-- START Entries supplied --
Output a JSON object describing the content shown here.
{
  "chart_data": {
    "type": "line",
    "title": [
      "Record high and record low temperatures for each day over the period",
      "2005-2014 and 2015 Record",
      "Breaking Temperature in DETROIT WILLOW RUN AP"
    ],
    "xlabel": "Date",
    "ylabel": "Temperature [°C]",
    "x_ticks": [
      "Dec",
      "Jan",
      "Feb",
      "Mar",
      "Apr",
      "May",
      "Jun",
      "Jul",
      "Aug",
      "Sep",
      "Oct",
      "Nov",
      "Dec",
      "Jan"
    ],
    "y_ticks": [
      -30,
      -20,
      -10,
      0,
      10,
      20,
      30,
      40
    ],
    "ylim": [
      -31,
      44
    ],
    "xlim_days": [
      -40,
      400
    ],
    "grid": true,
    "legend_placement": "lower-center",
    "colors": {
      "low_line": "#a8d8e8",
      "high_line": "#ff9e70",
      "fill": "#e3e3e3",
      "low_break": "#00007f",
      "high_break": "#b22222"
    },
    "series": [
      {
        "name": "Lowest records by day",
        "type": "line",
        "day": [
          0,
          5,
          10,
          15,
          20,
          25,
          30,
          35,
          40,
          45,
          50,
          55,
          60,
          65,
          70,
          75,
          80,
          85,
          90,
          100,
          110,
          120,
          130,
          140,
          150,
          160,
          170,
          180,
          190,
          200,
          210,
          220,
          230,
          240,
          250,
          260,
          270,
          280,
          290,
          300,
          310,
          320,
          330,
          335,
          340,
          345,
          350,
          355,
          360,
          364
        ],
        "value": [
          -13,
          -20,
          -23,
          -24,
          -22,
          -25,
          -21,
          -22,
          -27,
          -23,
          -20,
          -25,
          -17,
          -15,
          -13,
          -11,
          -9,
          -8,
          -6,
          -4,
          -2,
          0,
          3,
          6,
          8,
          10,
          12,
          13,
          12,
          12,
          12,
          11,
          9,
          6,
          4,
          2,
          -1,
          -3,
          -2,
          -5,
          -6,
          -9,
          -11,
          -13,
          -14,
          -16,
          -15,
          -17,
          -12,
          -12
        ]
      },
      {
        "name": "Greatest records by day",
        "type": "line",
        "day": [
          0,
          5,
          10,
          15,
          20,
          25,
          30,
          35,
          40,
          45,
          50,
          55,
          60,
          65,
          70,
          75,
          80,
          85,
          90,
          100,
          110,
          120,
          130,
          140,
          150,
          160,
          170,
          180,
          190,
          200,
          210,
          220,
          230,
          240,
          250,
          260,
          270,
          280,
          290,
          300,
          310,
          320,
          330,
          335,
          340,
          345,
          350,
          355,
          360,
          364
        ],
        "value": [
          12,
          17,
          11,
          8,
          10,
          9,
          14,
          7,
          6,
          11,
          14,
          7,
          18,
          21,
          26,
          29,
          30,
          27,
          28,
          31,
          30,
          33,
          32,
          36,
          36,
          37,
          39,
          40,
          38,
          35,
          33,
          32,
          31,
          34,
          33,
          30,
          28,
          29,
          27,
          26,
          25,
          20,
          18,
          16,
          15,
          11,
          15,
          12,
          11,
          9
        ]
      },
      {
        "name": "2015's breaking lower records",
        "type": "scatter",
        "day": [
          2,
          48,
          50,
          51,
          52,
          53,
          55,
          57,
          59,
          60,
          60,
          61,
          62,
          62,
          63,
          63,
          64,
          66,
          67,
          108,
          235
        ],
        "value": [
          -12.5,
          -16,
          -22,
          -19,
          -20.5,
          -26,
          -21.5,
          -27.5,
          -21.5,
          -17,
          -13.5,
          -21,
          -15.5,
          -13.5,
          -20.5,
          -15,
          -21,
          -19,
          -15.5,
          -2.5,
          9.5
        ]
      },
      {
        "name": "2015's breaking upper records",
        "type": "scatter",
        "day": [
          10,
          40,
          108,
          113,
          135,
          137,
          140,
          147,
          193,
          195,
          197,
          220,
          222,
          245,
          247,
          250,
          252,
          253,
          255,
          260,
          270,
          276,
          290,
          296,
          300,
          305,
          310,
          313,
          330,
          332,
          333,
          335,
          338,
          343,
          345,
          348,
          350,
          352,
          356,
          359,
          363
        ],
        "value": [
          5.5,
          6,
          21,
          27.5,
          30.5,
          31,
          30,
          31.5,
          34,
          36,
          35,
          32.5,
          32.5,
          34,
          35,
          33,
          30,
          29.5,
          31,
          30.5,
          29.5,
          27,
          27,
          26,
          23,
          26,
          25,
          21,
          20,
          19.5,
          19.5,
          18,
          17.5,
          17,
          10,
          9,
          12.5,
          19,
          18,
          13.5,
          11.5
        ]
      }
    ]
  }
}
-- END Entries supplied --
Problem requirements >>
Lines of the listing that contain the word "records" are to be counted; report only their number.

Output for this exercise >>
4